● **Stated task**
Locate all lines with the word "green". Copy them.

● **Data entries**
%%

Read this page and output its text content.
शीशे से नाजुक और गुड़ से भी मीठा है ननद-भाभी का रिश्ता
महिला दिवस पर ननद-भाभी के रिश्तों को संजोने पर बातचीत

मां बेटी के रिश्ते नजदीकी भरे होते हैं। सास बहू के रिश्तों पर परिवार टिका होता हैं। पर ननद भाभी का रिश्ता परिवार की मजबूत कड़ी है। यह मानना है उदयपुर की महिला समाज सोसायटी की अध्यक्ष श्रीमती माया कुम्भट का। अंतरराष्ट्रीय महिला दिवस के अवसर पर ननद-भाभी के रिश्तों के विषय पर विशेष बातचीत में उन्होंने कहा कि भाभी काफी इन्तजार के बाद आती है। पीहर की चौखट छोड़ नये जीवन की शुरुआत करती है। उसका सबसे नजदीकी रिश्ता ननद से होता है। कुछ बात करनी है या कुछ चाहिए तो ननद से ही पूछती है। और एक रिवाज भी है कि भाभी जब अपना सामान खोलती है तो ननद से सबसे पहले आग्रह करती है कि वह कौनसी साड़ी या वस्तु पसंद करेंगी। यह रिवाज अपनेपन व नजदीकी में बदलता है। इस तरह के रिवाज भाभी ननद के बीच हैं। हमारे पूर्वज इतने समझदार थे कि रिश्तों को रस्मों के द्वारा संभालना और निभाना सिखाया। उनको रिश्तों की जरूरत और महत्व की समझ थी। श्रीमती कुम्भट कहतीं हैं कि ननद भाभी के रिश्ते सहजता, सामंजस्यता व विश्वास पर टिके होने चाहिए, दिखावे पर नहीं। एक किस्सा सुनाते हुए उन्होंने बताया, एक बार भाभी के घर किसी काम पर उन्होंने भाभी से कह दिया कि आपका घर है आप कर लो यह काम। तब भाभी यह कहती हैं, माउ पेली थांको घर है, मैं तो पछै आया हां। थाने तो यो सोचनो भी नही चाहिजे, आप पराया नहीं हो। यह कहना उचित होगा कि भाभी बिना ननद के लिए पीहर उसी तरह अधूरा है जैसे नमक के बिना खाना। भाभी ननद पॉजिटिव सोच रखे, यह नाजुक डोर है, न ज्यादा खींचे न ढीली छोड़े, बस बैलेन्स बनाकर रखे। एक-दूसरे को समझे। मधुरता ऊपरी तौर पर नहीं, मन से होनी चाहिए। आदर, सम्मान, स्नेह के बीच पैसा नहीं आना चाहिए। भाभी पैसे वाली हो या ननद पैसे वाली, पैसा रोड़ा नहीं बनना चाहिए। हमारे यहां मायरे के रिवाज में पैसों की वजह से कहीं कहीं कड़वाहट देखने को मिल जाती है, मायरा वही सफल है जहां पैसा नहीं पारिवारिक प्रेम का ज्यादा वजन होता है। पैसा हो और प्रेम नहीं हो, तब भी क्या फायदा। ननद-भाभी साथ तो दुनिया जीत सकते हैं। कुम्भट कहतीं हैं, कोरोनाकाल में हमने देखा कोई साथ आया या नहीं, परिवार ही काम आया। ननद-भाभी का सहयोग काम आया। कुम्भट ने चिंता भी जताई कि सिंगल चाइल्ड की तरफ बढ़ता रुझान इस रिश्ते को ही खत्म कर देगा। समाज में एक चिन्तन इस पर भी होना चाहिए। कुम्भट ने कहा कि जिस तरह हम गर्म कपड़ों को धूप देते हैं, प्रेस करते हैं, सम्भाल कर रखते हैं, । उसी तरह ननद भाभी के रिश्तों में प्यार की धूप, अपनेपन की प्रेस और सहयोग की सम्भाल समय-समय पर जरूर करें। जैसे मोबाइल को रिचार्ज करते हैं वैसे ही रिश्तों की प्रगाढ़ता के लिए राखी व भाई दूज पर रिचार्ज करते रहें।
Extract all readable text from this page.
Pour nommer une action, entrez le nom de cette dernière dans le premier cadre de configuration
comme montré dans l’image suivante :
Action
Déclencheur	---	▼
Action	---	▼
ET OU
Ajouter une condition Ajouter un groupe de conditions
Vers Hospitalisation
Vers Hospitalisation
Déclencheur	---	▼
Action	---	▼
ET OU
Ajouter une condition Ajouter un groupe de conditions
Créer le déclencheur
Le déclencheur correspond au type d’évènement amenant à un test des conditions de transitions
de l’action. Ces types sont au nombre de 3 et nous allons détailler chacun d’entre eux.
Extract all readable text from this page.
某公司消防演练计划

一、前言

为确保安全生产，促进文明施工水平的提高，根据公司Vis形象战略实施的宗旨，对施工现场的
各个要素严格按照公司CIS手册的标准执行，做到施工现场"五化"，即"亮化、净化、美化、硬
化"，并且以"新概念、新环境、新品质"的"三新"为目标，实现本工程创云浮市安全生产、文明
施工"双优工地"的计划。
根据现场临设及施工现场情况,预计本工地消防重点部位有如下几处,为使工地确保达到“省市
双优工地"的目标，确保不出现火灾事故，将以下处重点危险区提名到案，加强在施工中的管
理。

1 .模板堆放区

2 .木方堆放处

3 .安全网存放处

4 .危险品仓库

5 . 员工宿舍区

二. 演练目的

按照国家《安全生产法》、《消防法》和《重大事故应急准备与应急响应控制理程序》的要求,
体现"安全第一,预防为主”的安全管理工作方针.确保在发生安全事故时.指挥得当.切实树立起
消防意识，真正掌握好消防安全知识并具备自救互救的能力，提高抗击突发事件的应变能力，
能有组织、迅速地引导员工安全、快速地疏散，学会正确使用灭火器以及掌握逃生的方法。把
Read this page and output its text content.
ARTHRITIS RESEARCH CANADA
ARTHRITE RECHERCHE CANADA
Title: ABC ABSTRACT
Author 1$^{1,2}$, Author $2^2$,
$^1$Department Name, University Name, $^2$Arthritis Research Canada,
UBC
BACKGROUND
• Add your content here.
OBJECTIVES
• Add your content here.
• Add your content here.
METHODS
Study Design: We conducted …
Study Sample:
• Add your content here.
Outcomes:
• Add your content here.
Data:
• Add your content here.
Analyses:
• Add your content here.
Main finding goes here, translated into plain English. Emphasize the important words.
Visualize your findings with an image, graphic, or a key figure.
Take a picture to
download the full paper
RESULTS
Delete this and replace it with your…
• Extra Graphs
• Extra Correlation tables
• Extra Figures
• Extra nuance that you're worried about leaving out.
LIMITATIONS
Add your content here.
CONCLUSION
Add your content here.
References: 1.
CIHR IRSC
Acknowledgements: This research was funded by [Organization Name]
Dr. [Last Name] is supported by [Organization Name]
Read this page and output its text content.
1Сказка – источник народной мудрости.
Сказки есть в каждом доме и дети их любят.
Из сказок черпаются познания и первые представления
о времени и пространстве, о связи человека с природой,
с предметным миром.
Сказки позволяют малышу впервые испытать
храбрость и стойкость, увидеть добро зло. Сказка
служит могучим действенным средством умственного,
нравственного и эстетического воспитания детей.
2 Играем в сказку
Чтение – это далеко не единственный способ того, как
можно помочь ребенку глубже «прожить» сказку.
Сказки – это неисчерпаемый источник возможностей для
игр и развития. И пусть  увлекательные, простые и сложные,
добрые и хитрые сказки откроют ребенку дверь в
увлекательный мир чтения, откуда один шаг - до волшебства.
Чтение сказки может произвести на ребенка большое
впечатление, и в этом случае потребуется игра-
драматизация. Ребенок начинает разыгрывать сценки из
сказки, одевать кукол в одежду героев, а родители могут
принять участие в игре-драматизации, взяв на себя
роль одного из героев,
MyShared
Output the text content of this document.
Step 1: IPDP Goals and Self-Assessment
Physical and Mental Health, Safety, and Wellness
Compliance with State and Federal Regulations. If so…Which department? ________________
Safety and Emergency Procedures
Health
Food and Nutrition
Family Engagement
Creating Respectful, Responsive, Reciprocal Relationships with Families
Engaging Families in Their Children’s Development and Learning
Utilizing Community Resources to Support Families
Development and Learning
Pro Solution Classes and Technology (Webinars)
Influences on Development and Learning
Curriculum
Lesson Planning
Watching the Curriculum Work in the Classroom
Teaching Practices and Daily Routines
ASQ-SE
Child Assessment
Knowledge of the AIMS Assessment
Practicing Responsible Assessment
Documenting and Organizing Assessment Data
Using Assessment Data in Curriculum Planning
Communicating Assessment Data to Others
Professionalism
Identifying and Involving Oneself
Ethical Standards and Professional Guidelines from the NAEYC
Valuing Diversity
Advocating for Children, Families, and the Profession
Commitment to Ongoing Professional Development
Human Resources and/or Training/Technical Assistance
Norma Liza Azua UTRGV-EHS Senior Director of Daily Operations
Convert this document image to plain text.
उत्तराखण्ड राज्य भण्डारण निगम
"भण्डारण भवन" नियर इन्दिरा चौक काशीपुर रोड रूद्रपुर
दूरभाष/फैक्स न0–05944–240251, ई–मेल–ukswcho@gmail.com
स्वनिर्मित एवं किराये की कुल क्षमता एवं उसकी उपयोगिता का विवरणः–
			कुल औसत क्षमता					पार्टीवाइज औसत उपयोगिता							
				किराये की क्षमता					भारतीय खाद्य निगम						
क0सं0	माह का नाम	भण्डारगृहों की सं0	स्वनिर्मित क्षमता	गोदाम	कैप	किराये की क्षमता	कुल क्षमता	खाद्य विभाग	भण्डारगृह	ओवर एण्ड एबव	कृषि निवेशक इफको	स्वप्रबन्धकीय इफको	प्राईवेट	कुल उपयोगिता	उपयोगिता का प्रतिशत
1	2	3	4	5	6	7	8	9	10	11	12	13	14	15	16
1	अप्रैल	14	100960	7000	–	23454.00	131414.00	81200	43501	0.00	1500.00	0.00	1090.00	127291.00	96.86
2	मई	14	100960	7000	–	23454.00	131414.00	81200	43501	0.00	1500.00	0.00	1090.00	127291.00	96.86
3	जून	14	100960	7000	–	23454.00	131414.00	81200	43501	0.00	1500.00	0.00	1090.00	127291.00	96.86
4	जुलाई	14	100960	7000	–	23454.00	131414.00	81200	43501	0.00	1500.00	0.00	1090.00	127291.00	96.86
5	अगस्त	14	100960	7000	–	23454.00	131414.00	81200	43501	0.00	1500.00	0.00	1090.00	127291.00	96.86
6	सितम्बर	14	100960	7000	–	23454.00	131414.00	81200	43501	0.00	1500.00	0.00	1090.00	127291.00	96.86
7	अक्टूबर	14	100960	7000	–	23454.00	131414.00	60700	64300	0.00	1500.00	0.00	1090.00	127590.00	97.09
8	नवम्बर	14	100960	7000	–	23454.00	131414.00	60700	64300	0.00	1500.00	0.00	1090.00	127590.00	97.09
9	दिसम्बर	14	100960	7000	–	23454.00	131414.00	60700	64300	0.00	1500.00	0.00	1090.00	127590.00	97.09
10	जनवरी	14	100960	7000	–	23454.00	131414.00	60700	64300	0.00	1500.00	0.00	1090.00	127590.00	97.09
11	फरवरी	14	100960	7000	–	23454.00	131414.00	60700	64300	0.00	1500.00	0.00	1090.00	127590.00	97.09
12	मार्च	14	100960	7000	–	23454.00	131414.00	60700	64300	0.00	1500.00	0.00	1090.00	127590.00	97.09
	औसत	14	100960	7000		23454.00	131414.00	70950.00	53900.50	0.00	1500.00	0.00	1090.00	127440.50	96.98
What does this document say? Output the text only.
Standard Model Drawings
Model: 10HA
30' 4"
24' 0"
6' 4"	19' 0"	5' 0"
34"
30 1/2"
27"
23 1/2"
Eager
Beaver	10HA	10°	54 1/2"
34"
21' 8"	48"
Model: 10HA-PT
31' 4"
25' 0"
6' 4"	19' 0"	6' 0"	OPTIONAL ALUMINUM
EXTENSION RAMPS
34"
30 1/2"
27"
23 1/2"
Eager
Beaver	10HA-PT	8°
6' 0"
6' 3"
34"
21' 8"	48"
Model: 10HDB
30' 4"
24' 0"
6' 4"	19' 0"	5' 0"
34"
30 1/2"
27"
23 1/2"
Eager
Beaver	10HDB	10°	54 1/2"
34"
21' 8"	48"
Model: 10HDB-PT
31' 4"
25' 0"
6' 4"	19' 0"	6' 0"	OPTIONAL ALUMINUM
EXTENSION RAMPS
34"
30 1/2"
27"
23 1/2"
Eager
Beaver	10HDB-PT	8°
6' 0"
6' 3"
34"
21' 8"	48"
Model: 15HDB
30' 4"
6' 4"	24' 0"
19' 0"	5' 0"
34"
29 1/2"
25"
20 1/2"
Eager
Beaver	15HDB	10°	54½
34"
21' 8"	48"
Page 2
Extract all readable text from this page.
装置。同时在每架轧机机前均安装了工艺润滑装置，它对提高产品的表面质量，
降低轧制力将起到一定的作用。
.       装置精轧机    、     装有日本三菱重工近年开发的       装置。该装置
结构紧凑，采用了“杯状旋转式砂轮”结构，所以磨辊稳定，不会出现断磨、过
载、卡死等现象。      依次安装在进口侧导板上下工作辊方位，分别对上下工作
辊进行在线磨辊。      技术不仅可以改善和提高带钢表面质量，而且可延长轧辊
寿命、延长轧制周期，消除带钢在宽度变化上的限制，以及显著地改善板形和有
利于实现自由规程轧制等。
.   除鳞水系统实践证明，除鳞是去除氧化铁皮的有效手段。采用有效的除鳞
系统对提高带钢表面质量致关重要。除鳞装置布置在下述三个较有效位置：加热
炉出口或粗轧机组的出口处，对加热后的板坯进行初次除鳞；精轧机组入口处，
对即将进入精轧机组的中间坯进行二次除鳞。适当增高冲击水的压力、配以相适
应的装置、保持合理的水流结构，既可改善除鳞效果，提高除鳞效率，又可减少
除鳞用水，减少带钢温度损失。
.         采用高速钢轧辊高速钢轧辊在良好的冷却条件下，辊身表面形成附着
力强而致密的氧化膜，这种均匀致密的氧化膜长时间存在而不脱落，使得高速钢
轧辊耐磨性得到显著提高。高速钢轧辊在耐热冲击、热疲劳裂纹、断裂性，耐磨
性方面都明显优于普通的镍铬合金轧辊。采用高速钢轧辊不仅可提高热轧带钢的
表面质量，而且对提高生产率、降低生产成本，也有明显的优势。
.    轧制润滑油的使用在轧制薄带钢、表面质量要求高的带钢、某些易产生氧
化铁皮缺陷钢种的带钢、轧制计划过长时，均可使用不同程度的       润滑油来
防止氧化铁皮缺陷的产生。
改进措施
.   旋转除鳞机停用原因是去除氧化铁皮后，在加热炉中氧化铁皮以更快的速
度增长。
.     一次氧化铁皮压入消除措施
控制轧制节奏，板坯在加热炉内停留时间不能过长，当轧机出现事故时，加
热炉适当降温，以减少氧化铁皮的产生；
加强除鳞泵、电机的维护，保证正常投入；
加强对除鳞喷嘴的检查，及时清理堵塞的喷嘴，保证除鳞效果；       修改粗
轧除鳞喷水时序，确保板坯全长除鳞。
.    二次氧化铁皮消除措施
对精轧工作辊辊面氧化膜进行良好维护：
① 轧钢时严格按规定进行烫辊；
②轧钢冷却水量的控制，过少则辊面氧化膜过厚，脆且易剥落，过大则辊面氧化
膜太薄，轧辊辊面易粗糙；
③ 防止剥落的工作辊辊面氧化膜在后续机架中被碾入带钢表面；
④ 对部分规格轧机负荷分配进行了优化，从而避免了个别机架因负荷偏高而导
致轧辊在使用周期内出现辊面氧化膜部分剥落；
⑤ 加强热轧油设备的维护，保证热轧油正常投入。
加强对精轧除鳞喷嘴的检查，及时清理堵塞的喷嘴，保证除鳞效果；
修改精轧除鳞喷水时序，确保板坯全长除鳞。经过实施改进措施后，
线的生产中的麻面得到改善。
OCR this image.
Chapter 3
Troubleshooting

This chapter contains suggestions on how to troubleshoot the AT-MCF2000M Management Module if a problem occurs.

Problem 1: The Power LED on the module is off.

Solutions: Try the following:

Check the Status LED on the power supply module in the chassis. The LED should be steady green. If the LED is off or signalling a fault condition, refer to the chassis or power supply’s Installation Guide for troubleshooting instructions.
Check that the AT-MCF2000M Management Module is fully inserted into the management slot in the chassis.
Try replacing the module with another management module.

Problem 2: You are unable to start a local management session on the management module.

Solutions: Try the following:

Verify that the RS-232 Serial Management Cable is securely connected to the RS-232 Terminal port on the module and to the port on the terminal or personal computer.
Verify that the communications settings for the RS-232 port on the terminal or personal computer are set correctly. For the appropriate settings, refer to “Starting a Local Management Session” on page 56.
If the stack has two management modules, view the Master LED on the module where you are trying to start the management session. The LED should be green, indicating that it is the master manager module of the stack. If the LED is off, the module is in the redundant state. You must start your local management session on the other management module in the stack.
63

%%

● **Written solution**
Check the Status LED on the power supply module in the chassis. The LED should be steady green. If the LED is off or signalling a fault condition, refer to the chassis or power supply’s Installation Guide for troubleshooting instructions.
If the stack has two management modules, view the Master LED on the module where you are trying to start the management session. The LED should be green, indicating that it is the master manager module of the stack. If the LED is off, the module is in the redundant state. You must start your local management session on the other management module in the stack.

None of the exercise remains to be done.